Filter these entries, keeping only lines that hold the word "displays".

[Collected data]
____

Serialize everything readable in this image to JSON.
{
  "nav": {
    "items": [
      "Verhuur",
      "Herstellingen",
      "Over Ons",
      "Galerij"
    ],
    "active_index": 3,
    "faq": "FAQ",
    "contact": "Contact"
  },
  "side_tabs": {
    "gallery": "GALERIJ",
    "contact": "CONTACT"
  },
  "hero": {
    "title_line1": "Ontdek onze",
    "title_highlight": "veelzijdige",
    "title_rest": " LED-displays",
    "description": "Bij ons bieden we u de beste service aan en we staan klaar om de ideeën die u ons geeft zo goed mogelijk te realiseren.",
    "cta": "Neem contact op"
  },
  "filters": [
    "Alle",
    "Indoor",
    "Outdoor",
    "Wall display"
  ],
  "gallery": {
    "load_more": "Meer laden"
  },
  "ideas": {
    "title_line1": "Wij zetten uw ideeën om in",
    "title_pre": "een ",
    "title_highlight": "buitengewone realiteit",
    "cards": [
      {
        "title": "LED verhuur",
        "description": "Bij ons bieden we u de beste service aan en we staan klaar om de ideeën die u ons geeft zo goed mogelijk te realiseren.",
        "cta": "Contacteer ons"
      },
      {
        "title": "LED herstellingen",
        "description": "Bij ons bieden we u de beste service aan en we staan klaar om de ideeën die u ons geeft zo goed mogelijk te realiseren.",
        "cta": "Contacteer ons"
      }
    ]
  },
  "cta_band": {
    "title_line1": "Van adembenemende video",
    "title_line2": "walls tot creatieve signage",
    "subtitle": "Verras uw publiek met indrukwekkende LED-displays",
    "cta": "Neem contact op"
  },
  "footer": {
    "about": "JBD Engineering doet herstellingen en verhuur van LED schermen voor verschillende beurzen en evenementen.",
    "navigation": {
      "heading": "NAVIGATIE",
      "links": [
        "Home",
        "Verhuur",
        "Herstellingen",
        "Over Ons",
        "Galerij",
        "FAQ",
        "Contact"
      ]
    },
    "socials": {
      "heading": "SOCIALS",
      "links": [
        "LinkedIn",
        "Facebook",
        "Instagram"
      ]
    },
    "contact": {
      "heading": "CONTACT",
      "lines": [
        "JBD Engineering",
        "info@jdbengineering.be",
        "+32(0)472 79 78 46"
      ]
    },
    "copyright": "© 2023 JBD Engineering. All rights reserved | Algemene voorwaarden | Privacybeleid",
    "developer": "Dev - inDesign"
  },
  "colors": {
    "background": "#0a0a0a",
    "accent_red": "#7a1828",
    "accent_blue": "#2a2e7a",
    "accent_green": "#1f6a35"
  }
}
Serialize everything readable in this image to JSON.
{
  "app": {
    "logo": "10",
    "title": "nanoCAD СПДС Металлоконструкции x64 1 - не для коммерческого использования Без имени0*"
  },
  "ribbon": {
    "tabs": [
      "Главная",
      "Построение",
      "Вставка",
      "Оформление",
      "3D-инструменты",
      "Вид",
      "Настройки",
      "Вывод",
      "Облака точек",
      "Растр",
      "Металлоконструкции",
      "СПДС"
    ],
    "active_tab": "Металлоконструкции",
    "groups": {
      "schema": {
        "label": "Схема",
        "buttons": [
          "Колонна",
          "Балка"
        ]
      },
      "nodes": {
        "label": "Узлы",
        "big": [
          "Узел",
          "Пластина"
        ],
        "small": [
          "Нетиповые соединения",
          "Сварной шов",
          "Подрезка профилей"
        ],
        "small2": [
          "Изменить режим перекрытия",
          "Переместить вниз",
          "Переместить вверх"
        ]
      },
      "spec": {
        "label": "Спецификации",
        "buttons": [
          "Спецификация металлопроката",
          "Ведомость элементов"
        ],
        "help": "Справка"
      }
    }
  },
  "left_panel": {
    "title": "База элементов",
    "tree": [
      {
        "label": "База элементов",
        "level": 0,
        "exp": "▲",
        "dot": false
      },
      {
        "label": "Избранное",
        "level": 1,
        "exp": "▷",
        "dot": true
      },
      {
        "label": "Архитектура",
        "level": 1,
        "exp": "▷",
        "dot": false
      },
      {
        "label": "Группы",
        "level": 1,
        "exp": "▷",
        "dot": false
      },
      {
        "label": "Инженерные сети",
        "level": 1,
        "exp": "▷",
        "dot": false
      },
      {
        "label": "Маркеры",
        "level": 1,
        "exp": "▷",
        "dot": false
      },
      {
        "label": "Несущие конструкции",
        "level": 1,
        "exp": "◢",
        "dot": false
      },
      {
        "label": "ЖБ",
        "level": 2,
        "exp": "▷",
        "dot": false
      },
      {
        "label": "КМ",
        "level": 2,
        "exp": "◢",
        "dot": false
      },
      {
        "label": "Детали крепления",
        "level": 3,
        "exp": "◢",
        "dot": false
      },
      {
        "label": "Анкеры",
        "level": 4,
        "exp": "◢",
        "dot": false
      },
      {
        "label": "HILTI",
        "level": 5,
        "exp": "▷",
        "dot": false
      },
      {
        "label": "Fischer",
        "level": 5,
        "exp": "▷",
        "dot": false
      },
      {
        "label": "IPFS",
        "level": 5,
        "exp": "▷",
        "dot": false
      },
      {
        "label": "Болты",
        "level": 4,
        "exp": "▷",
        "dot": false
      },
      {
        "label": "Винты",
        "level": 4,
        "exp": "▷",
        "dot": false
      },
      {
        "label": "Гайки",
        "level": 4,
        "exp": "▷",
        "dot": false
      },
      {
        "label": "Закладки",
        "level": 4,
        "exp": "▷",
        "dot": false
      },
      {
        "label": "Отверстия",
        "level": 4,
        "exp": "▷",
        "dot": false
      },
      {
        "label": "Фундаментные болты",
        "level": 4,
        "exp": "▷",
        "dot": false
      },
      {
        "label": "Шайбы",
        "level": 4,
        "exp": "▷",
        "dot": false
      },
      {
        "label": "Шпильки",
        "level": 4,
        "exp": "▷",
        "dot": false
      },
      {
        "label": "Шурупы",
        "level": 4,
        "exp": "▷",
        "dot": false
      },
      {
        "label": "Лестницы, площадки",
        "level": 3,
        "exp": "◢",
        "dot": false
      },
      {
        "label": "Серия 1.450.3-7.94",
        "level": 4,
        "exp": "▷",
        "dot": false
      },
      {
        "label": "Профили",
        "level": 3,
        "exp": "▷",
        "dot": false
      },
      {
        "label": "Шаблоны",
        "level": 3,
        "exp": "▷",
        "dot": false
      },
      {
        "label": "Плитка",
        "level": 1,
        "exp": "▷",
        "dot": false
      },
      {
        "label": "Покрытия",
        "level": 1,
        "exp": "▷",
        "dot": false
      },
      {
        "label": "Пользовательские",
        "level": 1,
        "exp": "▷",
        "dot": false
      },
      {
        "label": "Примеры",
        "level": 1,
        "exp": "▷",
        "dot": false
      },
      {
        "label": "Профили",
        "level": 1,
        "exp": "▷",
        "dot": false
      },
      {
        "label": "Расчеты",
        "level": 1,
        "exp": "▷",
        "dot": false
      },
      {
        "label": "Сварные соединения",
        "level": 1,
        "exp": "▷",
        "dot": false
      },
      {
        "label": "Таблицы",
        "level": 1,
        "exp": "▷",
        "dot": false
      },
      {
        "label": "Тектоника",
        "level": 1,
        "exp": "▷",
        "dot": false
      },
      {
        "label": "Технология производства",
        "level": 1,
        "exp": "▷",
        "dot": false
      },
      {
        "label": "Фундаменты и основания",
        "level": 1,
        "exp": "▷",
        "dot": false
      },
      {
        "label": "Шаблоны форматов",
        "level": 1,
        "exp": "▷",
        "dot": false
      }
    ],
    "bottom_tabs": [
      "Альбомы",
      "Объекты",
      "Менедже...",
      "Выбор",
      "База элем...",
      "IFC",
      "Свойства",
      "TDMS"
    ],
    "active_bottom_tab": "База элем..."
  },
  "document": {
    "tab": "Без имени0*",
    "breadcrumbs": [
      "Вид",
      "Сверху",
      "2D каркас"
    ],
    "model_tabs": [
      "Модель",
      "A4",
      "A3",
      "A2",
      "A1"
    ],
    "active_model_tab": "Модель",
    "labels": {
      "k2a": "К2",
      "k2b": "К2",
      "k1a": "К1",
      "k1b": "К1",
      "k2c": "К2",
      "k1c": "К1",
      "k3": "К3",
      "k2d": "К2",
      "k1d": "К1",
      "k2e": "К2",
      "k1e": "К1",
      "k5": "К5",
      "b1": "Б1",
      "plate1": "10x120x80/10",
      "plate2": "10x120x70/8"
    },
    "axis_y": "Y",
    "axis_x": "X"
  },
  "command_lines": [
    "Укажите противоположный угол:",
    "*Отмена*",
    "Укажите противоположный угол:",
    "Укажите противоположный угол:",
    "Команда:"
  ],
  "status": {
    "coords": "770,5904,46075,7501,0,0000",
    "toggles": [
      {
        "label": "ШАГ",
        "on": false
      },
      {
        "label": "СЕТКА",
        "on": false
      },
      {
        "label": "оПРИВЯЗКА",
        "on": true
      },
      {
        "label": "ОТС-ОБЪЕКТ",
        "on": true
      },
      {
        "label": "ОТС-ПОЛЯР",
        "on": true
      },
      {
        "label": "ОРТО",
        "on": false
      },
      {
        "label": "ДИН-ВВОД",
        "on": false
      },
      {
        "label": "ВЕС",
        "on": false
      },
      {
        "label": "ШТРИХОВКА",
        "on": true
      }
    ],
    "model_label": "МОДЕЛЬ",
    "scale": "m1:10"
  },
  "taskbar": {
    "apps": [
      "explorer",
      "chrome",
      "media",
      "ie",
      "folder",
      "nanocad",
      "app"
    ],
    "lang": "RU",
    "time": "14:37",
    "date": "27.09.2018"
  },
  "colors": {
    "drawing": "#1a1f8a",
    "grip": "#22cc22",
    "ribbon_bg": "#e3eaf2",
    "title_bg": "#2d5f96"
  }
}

____

> _Solution for this task_:
    "title_rest": " LED-displays",
    "subtitle": "Verras uw publiek met indrukwekkende LED-displays",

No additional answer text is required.